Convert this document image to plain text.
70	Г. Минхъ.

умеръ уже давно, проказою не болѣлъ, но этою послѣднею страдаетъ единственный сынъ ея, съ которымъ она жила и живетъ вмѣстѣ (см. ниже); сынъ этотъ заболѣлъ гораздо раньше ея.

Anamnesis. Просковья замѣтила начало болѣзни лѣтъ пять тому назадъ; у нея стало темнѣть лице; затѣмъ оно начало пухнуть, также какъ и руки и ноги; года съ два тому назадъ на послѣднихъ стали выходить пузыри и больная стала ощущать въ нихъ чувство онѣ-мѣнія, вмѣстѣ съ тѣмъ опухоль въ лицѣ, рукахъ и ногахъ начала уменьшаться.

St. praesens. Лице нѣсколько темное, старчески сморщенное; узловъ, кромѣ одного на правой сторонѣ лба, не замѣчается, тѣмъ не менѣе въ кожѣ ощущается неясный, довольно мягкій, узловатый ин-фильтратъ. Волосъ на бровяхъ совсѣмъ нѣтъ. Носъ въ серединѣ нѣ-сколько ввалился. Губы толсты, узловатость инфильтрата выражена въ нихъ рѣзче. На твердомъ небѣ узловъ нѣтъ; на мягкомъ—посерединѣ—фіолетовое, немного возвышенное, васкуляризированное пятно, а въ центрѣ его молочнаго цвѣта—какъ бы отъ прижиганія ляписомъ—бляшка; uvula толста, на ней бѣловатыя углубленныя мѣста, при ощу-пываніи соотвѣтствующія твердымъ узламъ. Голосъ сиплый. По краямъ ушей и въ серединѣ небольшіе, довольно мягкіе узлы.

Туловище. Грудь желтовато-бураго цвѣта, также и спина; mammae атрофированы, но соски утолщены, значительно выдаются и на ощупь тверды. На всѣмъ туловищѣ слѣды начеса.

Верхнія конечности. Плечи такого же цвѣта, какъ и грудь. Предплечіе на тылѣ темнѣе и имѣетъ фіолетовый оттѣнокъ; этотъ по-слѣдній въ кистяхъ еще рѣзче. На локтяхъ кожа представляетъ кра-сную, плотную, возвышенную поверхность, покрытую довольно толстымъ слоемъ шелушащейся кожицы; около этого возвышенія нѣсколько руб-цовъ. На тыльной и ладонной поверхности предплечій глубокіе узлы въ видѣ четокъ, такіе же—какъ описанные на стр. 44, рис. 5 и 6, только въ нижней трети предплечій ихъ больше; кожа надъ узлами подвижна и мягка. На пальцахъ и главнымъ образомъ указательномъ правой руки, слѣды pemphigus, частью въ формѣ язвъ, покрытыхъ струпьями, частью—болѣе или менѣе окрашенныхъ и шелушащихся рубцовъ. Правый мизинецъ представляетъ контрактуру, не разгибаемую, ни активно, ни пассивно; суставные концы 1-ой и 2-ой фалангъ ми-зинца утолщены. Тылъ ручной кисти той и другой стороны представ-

══════════

* **WHAT IS BEING ASKED**: Repeat the listing above without any change.

* **ANSWER FOR THIS EXERCISE**:
Convert this document image to plain text.
70	Г. Минхъ.

умеръ уже давно, проказою не болѣлъ, но этою послѣднею страдаетъ единственный сынъ ея, съ которымъ она жила и живетъ вмѣстѣ (см. ниже); сынъ этотъ заболѣлъ гораздо раньше ея.

Anamnesis. Просковья замѣтила начало болѣзни лѣтъ пять тому назадъ; у нея стало темнѣть лице; затѣмъ оно начало пухнуть, также какъ и руки и ноги; года съ два тому назадъ на послѣднихъ стали выходить пузыри и больная стала ощущать въ нихъ чувство онѣ-мѣнія, вмѣстѣ съ тѣмъ опухоль въ лицѣ, рукахъ и ногахъ начала уменьшаться.

St. praesens. Лице нѣсколько темное, старчески сморщенное; узловъ, кромѣ одного на правой сторонѣ лба, не замѣчается, тѣмъ не менѣе въ кожѣ ощущается неясный, довольно мягкій, узловатый ин-фильтратъ. Волосъ на бровяхъ совсѣмъ нѣтъ. Носъ въ серединѣ нѣ-сколько ввалился. Губы толсты, узловатость инфильтрата выражена въ нихъ рѣзче. На твердомъ небѣ узловъ нѣтъ; на мягкомъ—посерединѣ—фіолетовое, немного возвышенное, васкуляризированное пятно, а въ центрѣ его молочнаго цвѣта—какъ бы отъ прижиганія ляписомъ—бляшка; uvula толста, на ней бѣловатыя углубленныя мѣста, при ощу-пываніи соотвѣтствующія твердымъ узламъ. Голосъ сиплый. По краямъ ушей и въ серединѣ небольшіе, довольно мягкіе узлы.

Туловище. Грудь желтовато-бураго цвѣта, также и спина; mammae атрофированы, но соски утолщены, значительно выдаются и на ощупь тверды. На всѣмъ туловищѣ слѣды начеса.

Верхнія конечности. Плечи такого же цвѣта, какъ и грудь. Предплечіе на тылѣ темнѣе и имѣетъ фіолетовый оттѣнокъ; этотъ по-слѣдній въ кистяхъ еще рѣзче. На локтяхъ кожа представляетъ кра-сную, плотную, возвышенную поверхность, покрытую довольно толстымъ слоемъ шелушащейся кожицы; около этого возвышенія нѣсколько руб-цовъ. На тыльной и ладонной поверхности предплечій глубокіе узлы въ видѣ четокъ, такіе же—какъ описанные на стр. 44, рис. 5 и 6, только въ нижней трети предплечій ихъ больше; кожа надъ узлами подвижна и мягка. На пальцахъ и главнымъ образомъ указательномъ правой руки, слѣды pemphigus, частью въ формѣ язвъ, покрытыхъ струпьями, частью—болѣе или менѣе окрашенныхъ и шелушащихся рубцовъ. Правый мизинецъ представляетъ контрактуру, не разгибаемую, ни активно, ни пассивно; суставные концы 1-ой и 2-ой фалангъ ми-зинца утолщены. Тылъ ручной кисти той и другой стороны представ-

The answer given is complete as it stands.